START PROVIDED INFORMATION

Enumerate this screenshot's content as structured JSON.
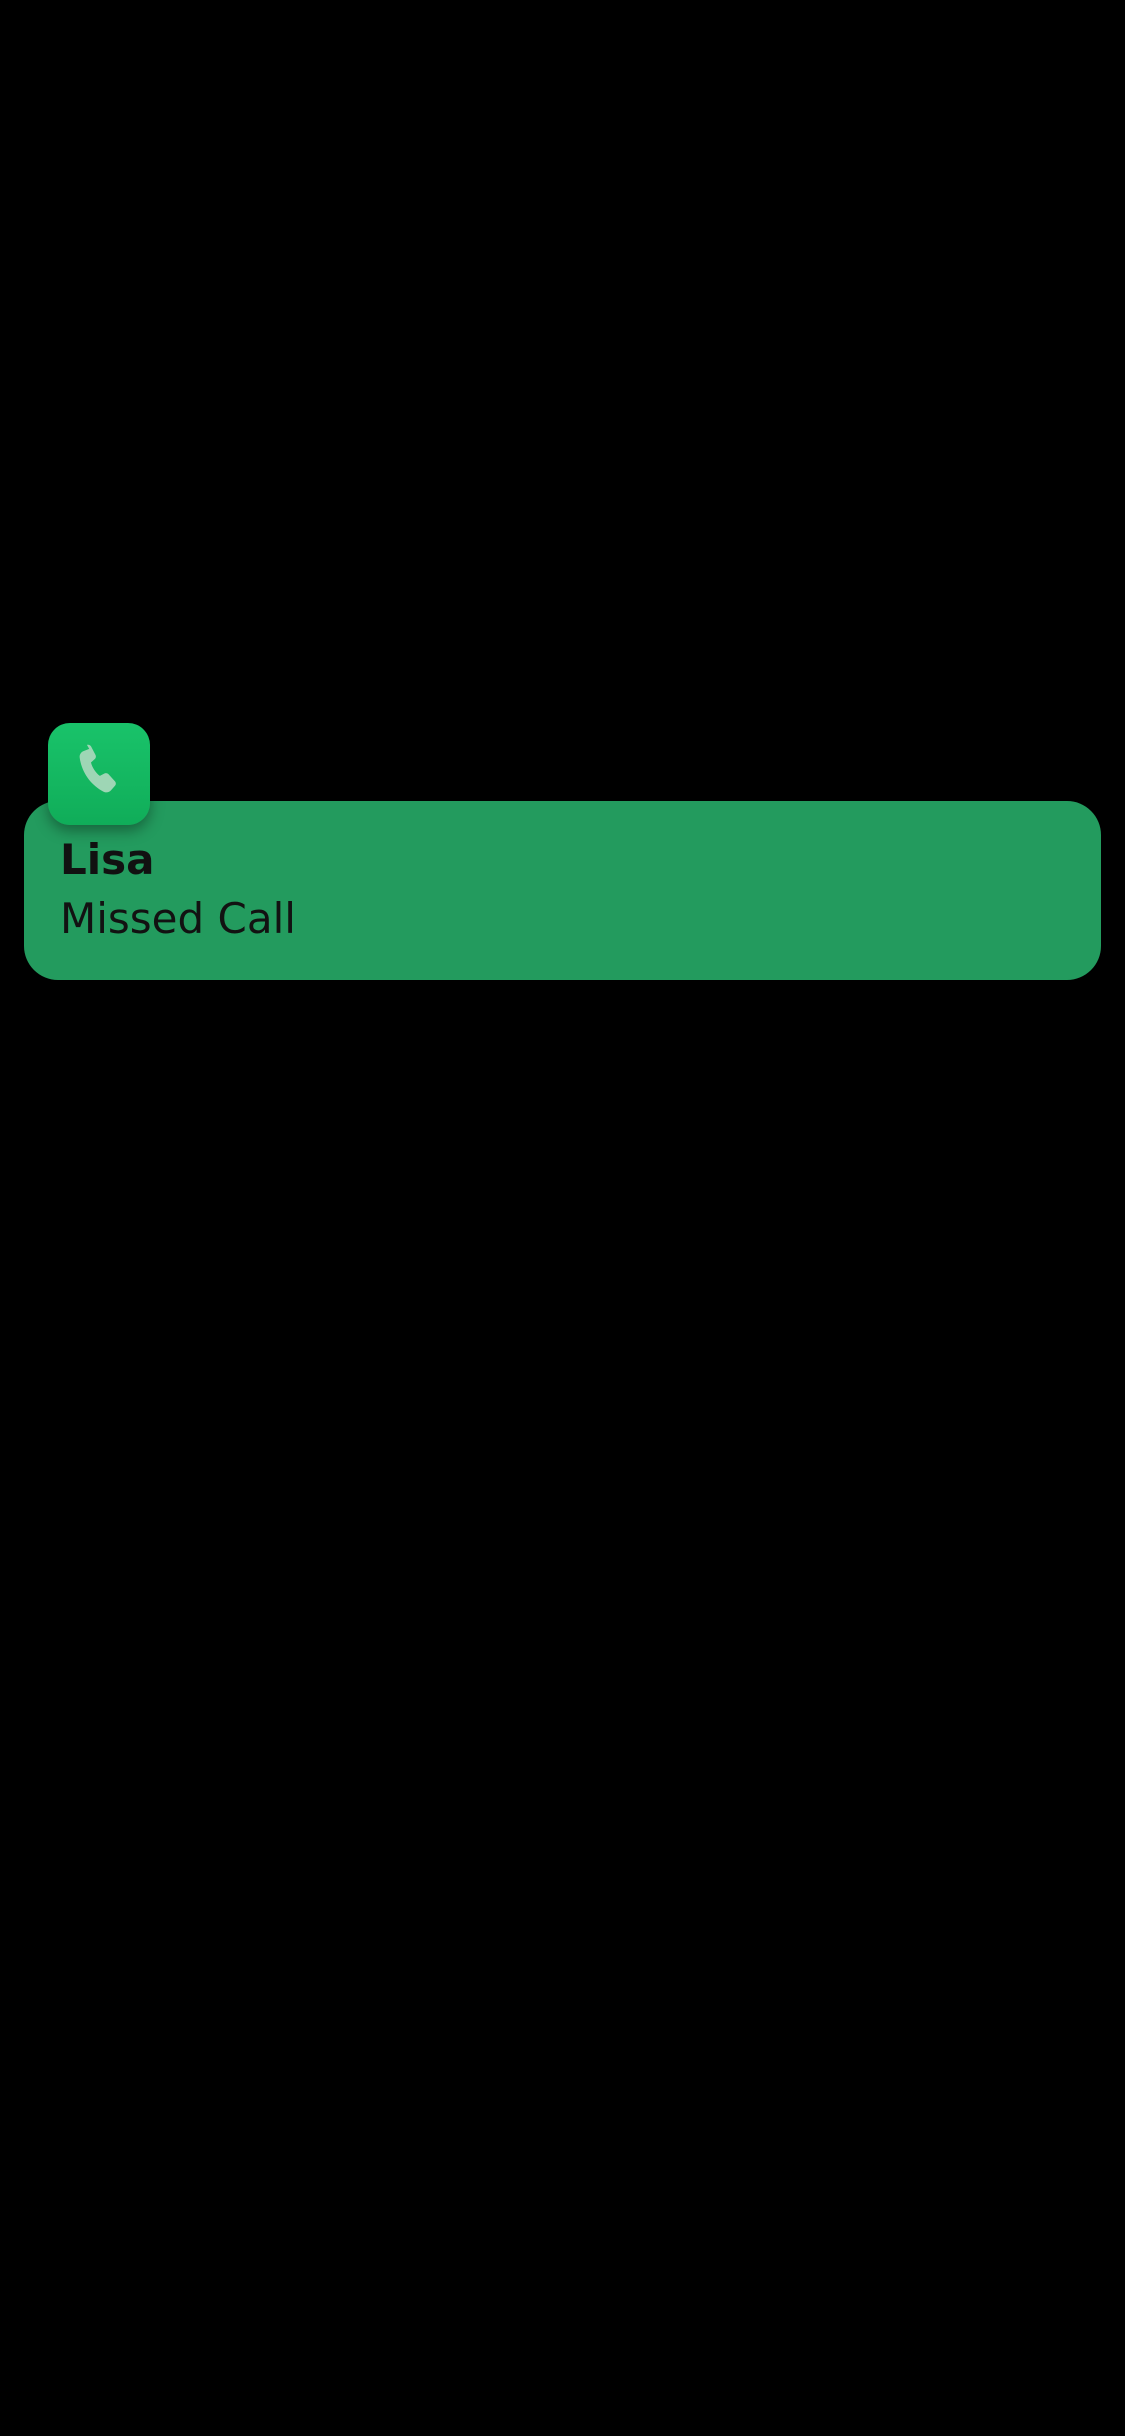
{
  "notification": {
    "app_icon": "phone-icon",
    "title": "Lisa",
    "message": "Missed Call"
  },
  "colors": {
    "background": "#000000",
    "notification_bg": "#239b5e",
    "icon_bg": "#16b864",
    "text": "#111111"
  }
}
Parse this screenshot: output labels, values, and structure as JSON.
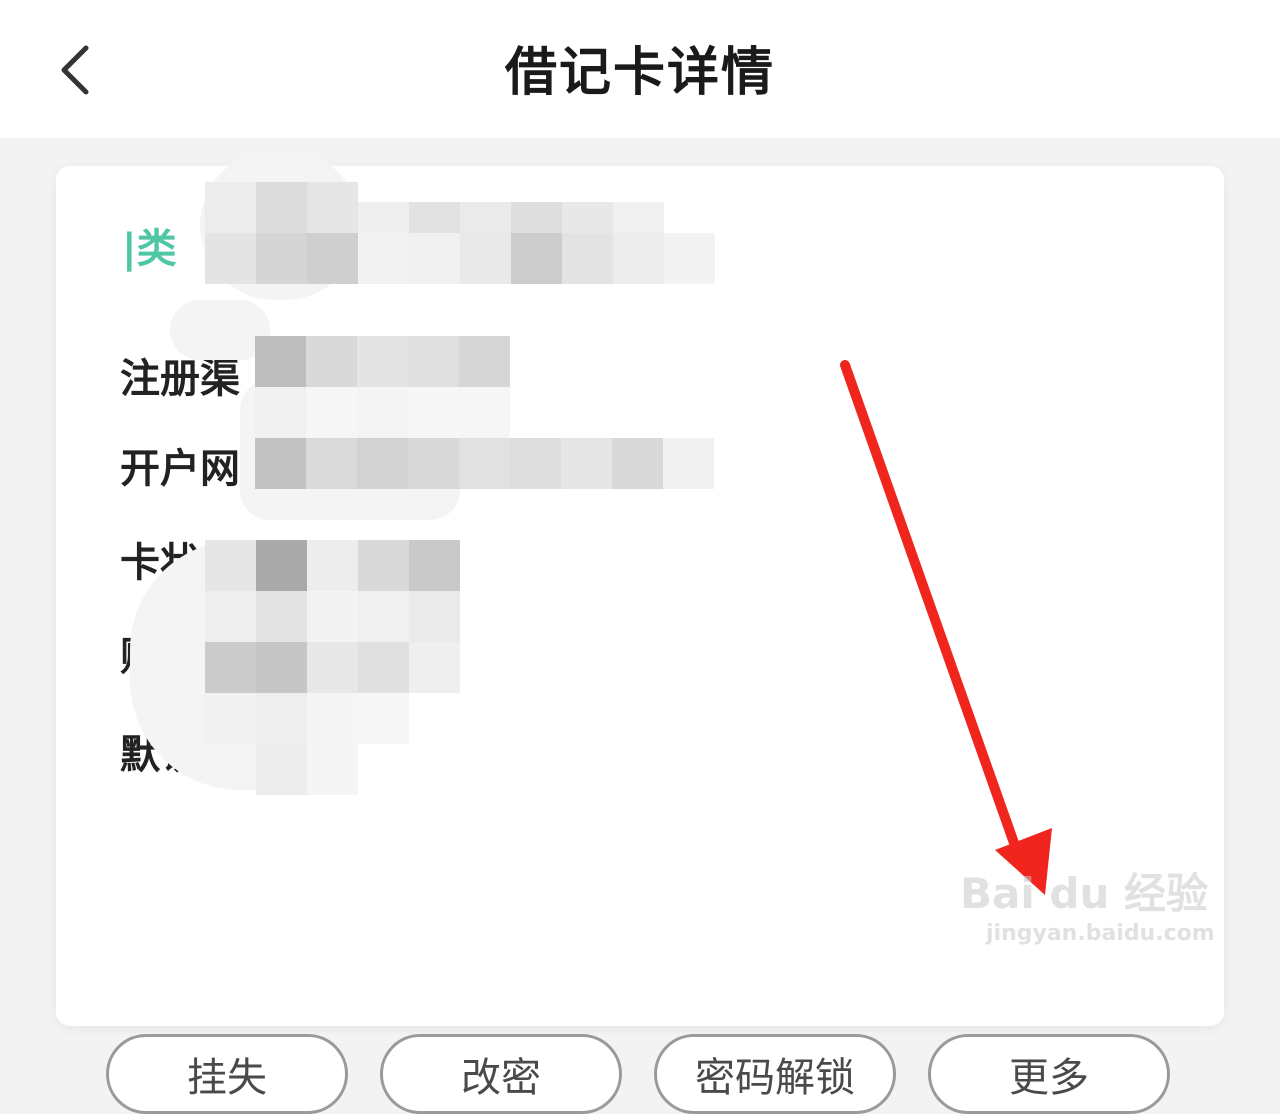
{
  "header": {
    "title": "借记卡详情"
  },
  "card": {
    "type_label": "|类",
    "info_rows": [
      "注册渠",
      "开户网",
      "卡状",
      "账",
      "默认账"
    ]
  },
  "actions": [
    "挂失",
    "改密",
    "密码解锁",
    "更多"
  ],
  "watermark": {
    "brand": "Bai du 经验",
    "url": "jingyan.baidu.com"
  },
  "colors": {
    "accent_green": "#4fc6a4",
    "annotation_arrow": "#f0261e"
  }
}
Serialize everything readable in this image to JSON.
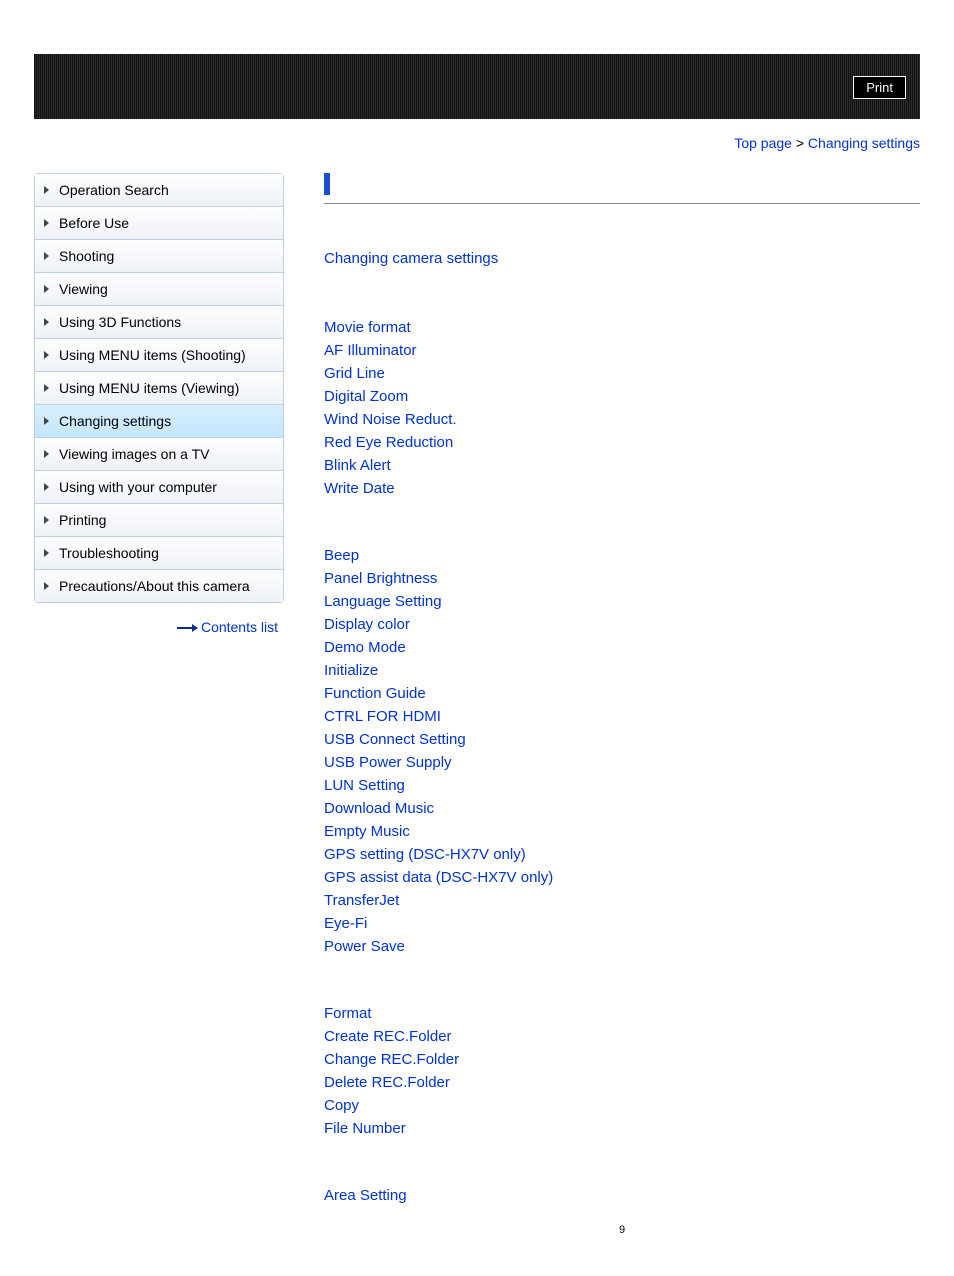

END PROVIDED INFORMATION

→ **AIM**
Without the pictures, transcribe the listing above exactly.

→ **COMPLETE RESPONSE**
Enumerate this screenshot's content as structured JSON.
{
  "notification": {
    "app_icon": "phone-icon",
    "title": "Lisa",
    "message": "Missed Call"
  },
  "colors": {
    "background": "#000000",
    "notification_bg": "#239b5e",
    "icon_bg": "#16b864",
    "text": "#111111"
  }
}
Parse this screenshot: output labels, values, and structure as JSON.
{
  "header": {
    "title": "借记卡详情"
  },
  "card": {
    "type_label": "|类",
    "info_rows": [
      "注册渠",
      "开户网",
      "卡状",
      "账",
      "默认账"
    ]
  },
  "actions": [
    "挂失",
    "改密",
    "密码解锁",
    "更多"
  ],
  "watermark": {
    "brand": "Bai du 经验",
    "url": "jingyan.baidu.com"
  },
  "colors": {
    "accent_green": "#4fc6a4",
    "annotation_arrow": "#f0261e"
  }
}
Serialize everything readable in this image to JSON.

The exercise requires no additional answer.